#### EXERCISE INPUT:
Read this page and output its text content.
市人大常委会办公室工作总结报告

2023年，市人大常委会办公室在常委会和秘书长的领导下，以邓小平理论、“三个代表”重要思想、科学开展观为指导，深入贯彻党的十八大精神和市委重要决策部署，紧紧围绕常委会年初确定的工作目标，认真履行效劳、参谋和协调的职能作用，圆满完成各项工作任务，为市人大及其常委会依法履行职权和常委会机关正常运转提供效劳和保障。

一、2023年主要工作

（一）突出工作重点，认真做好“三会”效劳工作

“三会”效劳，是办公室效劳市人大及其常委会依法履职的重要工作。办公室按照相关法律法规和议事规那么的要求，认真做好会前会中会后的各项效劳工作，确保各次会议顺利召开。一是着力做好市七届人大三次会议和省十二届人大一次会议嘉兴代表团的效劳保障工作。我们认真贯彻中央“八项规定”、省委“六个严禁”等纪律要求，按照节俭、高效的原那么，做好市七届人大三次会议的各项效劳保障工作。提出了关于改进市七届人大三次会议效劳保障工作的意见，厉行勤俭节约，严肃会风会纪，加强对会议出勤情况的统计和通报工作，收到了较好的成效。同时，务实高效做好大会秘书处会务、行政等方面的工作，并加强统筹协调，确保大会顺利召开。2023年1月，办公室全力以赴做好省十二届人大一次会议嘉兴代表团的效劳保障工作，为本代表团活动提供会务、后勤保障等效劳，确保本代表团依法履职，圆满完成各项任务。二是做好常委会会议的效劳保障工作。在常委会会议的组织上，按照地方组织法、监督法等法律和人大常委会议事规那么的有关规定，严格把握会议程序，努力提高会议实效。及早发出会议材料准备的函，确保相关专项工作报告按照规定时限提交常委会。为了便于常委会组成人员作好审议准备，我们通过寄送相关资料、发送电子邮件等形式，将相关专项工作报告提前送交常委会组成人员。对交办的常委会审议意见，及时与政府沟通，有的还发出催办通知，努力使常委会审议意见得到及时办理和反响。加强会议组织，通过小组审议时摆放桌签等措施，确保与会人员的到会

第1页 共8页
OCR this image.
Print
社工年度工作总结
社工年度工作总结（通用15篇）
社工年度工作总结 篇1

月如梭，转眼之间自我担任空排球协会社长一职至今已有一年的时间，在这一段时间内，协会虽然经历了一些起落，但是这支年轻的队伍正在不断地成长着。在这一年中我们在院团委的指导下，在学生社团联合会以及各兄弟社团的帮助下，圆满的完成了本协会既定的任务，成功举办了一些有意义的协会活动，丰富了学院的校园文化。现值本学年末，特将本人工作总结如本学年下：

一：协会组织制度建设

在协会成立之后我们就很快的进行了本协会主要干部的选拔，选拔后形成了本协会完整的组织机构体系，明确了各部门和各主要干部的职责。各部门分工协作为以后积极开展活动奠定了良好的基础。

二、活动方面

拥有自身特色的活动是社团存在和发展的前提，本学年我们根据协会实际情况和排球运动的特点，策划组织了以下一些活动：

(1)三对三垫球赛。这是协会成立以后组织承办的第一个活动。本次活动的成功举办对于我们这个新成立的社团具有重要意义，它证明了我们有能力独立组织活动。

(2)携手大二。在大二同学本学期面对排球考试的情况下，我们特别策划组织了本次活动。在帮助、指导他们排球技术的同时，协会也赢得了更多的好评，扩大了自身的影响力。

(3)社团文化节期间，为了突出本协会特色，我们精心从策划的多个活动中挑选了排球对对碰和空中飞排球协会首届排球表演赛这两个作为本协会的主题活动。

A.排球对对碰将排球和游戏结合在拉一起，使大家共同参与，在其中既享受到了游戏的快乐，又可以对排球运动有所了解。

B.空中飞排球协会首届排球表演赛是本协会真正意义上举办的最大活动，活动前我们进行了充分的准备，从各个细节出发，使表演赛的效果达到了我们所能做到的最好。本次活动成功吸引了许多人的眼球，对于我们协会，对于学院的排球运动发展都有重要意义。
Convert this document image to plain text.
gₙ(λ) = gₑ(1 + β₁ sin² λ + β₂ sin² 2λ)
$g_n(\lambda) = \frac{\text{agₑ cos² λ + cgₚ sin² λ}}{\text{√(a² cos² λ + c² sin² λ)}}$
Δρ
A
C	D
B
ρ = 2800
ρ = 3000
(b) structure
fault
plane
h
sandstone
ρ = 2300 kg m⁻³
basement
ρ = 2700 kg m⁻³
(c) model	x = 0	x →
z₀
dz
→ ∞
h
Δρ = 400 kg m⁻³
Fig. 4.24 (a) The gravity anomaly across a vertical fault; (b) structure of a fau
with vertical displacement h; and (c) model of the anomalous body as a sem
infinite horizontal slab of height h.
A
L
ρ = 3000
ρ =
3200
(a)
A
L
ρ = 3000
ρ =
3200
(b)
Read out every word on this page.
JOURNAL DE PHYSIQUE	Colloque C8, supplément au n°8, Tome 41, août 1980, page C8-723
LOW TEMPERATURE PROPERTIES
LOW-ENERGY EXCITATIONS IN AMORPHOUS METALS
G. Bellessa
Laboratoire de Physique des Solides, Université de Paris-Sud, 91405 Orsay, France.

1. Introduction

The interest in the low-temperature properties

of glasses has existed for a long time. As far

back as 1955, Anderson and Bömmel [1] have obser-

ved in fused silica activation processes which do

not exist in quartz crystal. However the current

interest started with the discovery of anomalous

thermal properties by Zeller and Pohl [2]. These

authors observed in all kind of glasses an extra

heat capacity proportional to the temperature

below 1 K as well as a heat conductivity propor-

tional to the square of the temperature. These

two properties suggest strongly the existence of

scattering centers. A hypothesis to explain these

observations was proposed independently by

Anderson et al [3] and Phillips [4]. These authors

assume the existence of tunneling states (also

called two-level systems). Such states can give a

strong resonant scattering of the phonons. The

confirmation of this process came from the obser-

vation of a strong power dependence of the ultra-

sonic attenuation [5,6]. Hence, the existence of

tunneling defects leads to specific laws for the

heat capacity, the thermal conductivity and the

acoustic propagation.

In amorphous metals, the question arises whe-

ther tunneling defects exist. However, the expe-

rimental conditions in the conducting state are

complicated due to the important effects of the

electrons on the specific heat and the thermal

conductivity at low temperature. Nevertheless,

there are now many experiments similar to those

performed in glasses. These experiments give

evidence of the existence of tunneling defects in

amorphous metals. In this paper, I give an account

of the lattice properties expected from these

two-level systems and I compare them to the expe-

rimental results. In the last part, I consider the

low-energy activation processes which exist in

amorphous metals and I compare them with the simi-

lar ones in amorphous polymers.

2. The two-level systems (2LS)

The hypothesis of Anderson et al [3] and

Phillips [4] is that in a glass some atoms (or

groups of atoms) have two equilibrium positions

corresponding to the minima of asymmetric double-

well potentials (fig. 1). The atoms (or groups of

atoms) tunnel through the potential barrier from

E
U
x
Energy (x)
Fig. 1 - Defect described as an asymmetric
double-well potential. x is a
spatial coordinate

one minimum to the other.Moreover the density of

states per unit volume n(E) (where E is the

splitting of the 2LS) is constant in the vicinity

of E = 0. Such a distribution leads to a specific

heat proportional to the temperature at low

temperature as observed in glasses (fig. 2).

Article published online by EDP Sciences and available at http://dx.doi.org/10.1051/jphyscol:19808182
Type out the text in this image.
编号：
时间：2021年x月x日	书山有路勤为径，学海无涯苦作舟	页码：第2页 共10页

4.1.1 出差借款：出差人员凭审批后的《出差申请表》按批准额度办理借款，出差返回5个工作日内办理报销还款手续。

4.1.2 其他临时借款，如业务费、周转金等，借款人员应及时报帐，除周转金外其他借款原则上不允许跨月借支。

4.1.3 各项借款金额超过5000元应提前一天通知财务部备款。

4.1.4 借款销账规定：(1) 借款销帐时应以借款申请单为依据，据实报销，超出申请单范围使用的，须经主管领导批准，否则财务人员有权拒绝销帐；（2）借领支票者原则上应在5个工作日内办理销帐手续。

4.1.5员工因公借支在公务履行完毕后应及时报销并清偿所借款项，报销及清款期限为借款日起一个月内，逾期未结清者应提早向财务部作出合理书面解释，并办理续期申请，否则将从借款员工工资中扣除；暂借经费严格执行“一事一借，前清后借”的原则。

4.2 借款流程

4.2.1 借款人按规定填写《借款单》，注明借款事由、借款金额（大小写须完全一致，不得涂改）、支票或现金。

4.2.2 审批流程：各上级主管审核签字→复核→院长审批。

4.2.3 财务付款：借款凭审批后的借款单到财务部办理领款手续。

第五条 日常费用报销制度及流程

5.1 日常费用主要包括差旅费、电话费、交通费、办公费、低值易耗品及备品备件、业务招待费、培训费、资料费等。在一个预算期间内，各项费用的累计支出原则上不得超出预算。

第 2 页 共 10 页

#### BRIEF:
Starting from the line containing "Type out the text in this image." and ending with the final line of the data, reproduce each line exactly as it appears, including no other lines.

#### IN RESPONSE:
Type out the text in this image.
编号：
时间：2021年x月x日	书山有路勤为径，学海无涯苦作舟	页码：第2页 共10页

4.1.1 出差借款：出差人员凭审批后的《出差申请表》按批准额度办理借款，出差返回5个工作日内办理报销还款手续。

4.1.2 其他临时借款，如业务费、周转金等，借款人员应及时报帐，除周转金外其他借款原则上不允许跨月借支。

4.1.3 各项借款金额超过5000元应提前一天通知财务部备款。

4.1.4 借款销账规定：(1) 借款销帐时应以借款申请单为依据，据实报销，超出申请单范围使用的，须经主管领导批准，否则财务人员有权拒绝销帐；（2）借领支票者原则上应在5个工作日内办理销帐手续。

4.1.5员工因公借支在公务履行完毕后应及时报销并清偿所借款项，报销及清款期限为借款日起一个月内，逾期未结清者应提早向财务部作出合理书面解释，并办理续期申请，否则将从借款员工工资中扣除；暂借经费严格执行“一事一借，前清后借”的原则。

4.2 借款流程

4.2.1 借款人按规定填写《借款单》，注明借款事由、借款金额（大小写须完全一致，不得涂改）、支票或现金。

4.2.2 审批流程：各上级主管审核签字→复核→院长审批。

4.2.3 财务付款：借款凭审批后的借款单到财务部办理领款手续。

第五条 日常费用报销制度及流程

5.1 日常费用主要包括差旅费、电话费、交通费、办公费、低值易耗品及备品备件、业务招待费、培训费、资料费等。在一个预算期间内，各项费用的累计支出原则上不得超出预算。

第 2 页 共 10 页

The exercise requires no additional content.